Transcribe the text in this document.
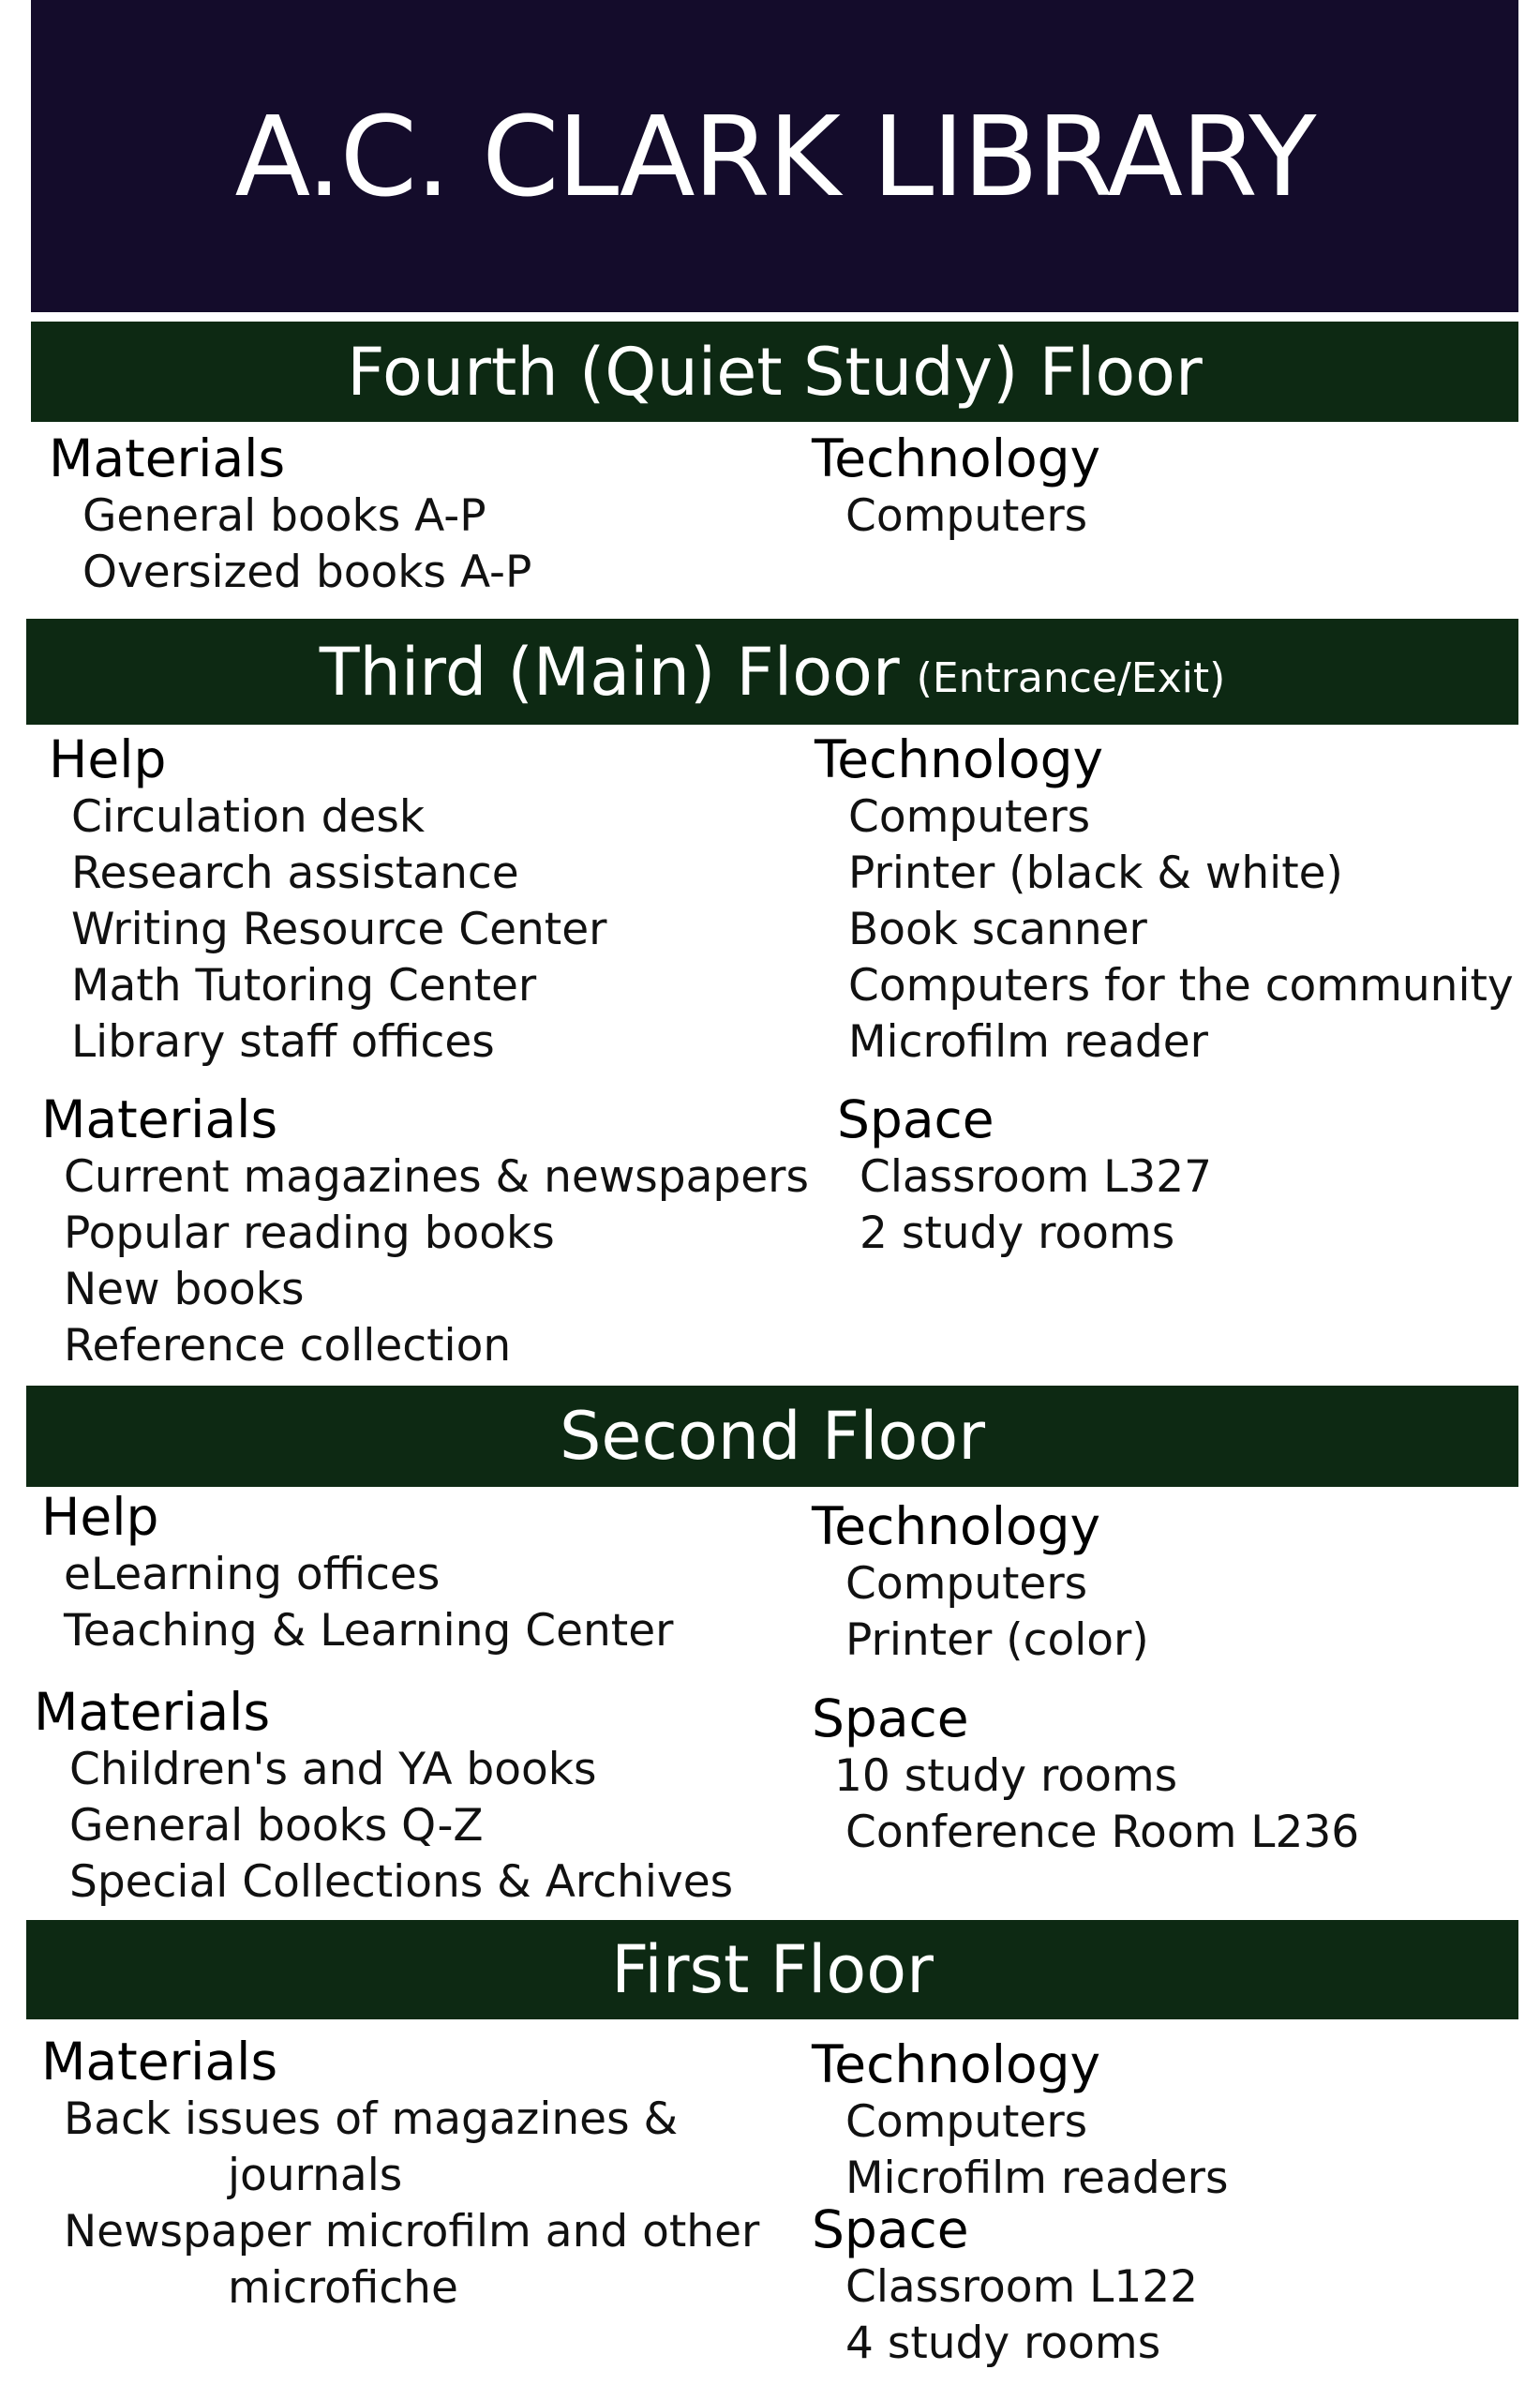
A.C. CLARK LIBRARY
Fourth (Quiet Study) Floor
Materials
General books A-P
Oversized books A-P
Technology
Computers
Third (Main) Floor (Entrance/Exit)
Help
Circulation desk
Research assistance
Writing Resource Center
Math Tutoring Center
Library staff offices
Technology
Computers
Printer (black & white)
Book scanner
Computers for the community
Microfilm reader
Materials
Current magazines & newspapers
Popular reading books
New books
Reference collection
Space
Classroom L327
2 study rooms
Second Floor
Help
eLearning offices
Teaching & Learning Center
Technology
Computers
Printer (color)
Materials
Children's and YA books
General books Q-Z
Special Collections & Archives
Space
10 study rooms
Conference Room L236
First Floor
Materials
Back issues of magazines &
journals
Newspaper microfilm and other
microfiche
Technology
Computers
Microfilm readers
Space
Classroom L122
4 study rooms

________________________________________

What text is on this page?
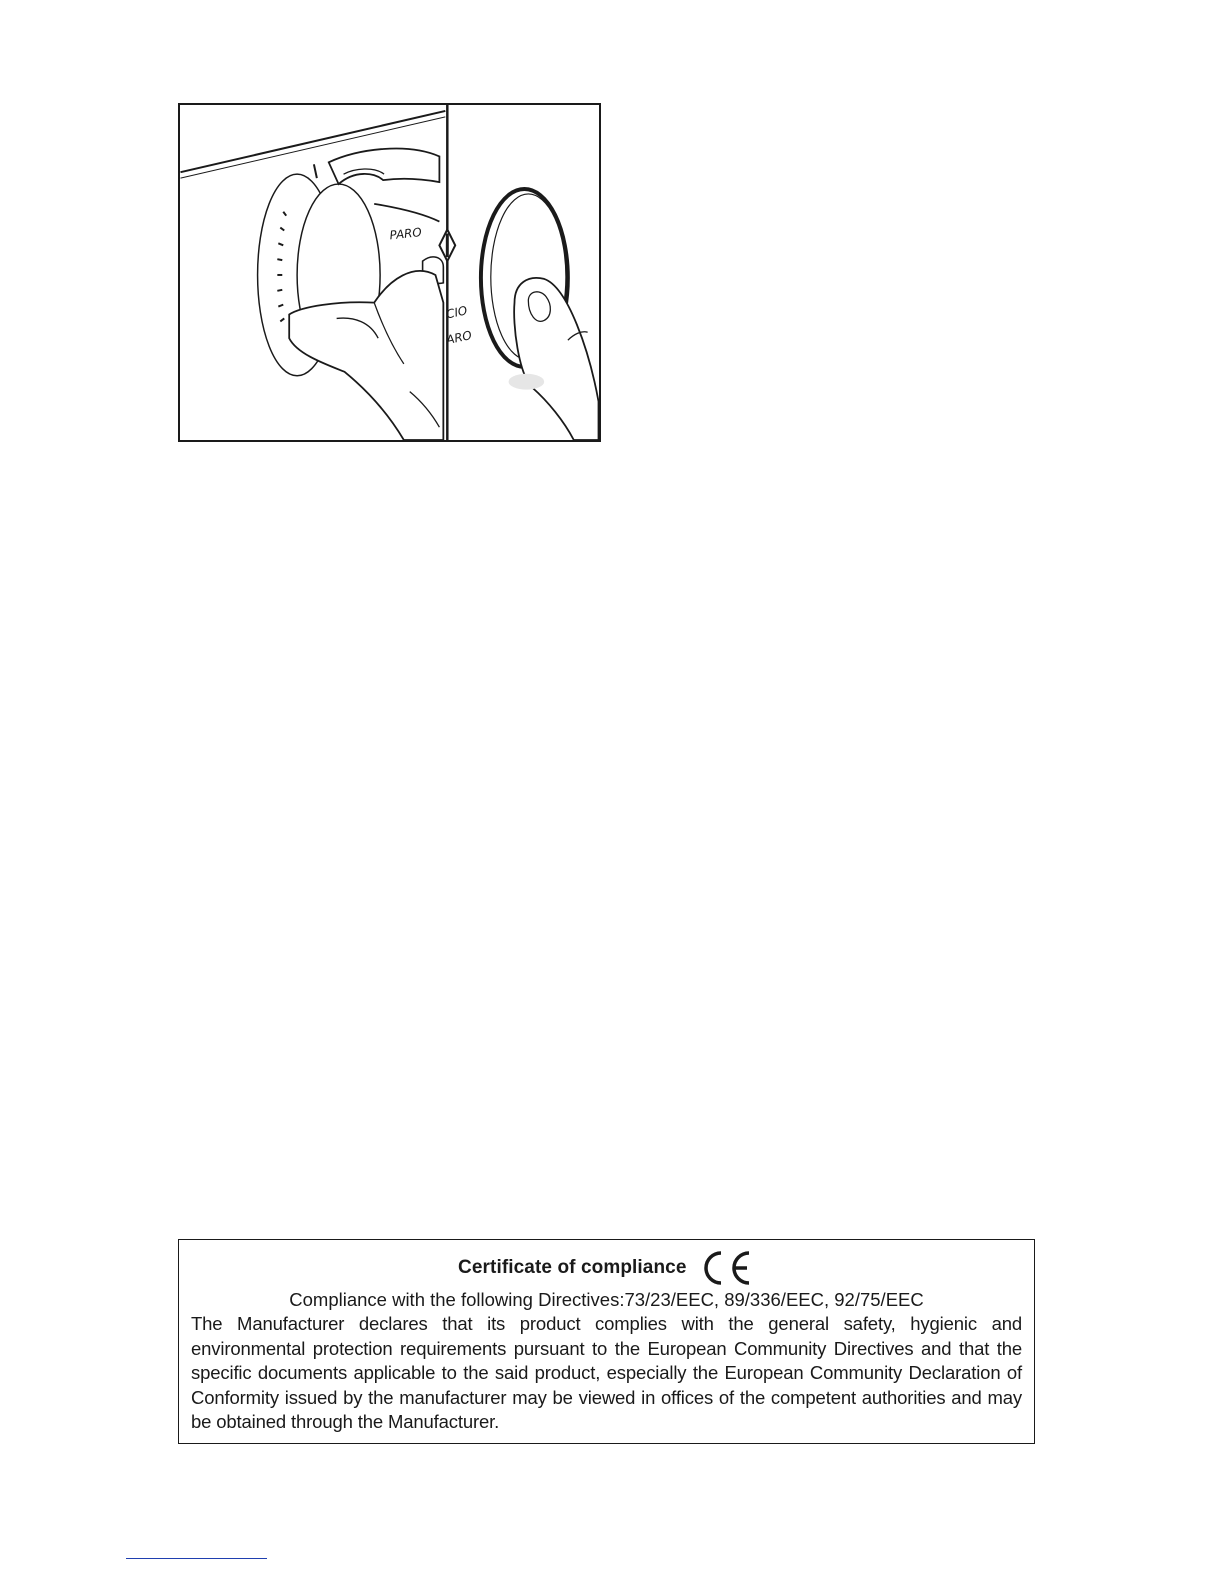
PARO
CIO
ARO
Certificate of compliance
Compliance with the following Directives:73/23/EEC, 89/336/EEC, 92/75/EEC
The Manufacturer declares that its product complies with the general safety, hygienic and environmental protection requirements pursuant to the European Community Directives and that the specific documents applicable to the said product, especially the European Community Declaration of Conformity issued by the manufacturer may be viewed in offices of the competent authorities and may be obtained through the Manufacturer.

________________________________________

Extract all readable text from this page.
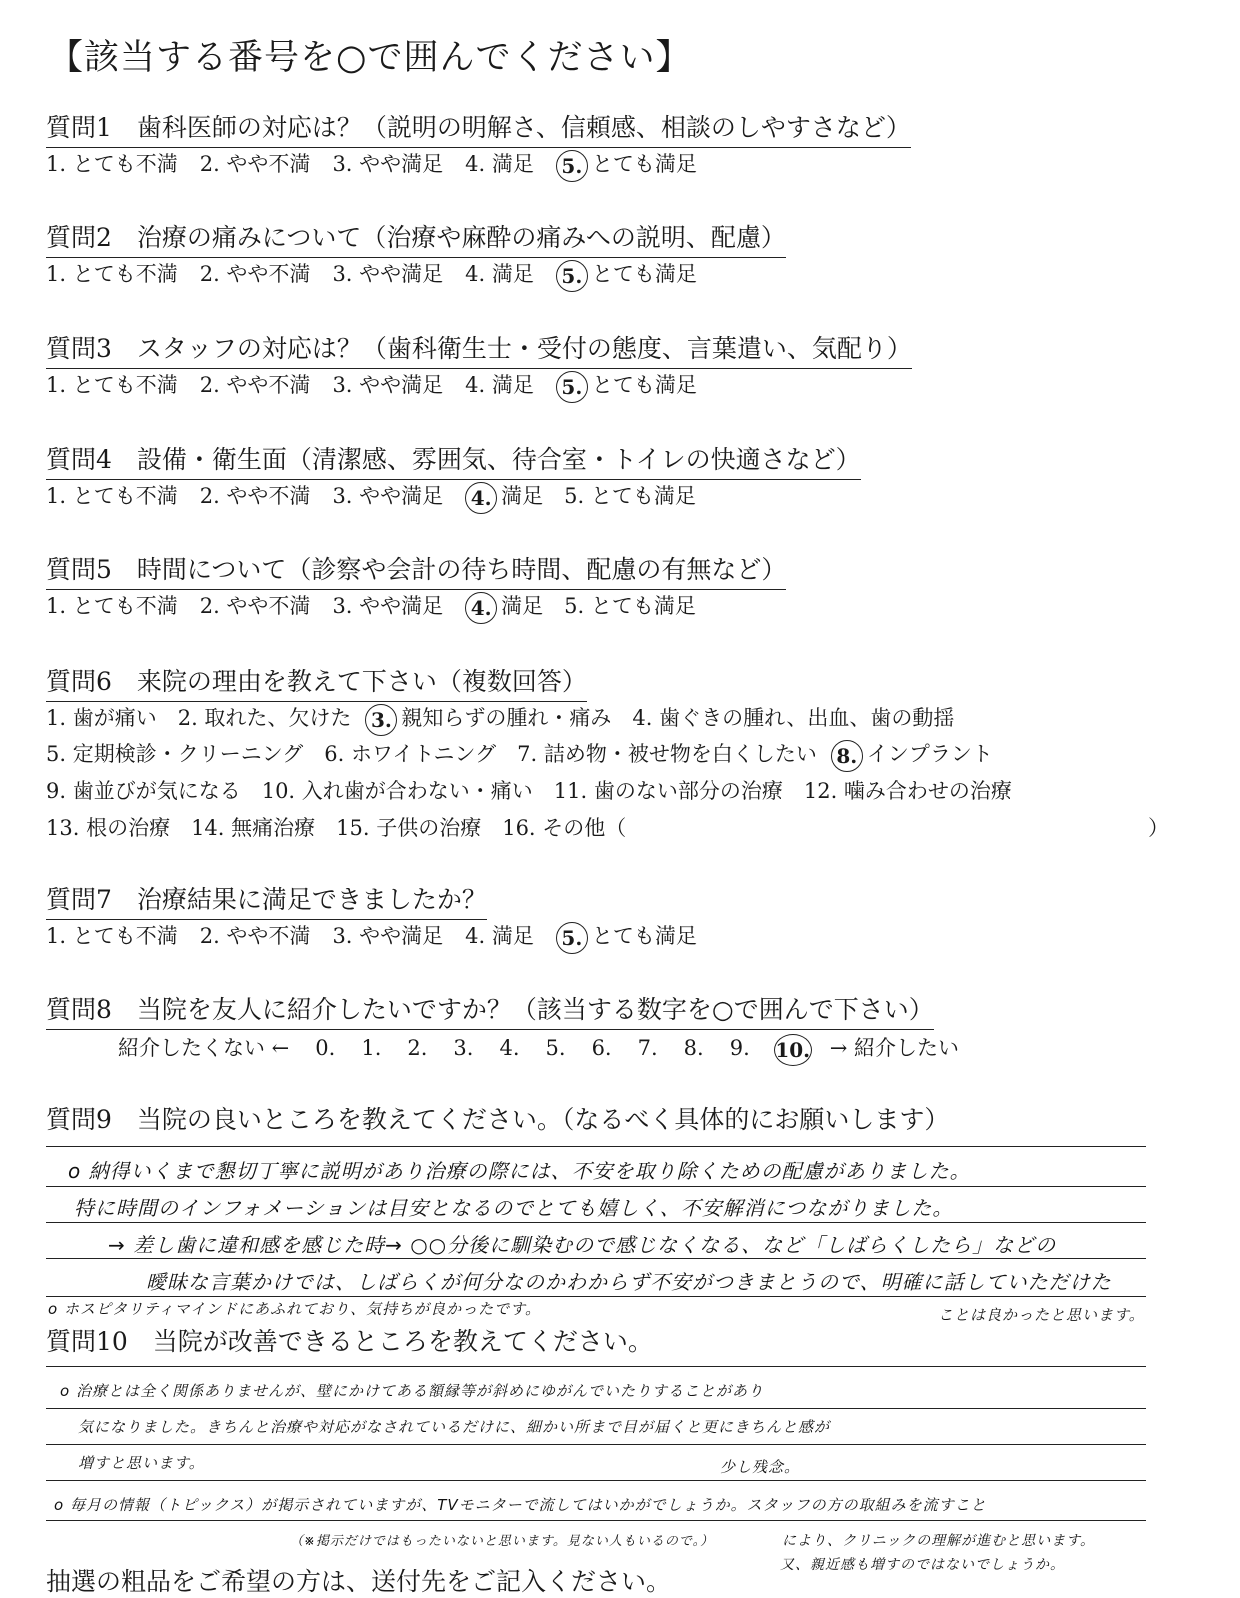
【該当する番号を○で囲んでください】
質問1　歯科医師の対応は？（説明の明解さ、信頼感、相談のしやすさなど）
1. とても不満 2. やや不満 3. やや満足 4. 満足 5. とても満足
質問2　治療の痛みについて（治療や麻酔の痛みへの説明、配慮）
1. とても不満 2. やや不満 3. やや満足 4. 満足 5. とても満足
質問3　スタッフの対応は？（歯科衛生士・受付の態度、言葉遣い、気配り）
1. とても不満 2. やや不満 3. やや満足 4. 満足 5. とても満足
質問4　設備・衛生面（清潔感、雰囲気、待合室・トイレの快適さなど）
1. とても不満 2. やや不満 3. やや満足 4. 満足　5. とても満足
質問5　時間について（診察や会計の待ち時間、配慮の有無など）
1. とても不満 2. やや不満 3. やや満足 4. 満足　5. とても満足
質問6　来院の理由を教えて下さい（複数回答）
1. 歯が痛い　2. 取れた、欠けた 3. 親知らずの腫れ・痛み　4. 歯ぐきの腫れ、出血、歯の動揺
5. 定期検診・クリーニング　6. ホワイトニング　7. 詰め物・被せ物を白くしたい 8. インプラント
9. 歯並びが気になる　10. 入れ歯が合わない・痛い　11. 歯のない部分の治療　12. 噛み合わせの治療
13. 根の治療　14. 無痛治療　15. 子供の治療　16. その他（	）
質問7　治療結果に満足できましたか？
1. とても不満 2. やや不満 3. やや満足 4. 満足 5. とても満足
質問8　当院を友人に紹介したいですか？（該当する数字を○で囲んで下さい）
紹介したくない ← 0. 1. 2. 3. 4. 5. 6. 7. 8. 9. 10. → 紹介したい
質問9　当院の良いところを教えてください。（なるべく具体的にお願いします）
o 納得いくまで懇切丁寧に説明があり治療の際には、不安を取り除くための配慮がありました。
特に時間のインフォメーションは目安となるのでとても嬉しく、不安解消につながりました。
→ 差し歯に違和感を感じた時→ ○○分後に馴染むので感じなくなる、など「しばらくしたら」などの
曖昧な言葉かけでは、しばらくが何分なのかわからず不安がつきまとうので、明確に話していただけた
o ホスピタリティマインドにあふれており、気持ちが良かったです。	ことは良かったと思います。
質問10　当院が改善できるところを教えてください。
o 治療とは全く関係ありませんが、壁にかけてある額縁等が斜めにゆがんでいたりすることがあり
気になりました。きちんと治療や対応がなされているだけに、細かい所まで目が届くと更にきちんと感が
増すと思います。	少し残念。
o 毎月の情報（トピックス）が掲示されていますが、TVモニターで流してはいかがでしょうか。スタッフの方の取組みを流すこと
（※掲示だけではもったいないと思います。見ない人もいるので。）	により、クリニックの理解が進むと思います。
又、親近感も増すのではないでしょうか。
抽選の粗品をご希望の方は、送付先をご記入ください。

________________________________________

## INSTRUCTIONS TO FOLLOW
Pick out every line holding the string "books" and return it.

## RESULT
General books A-P
Oversized books A-P
Popular reading books
New books
Children's and YA books
General books Q-Z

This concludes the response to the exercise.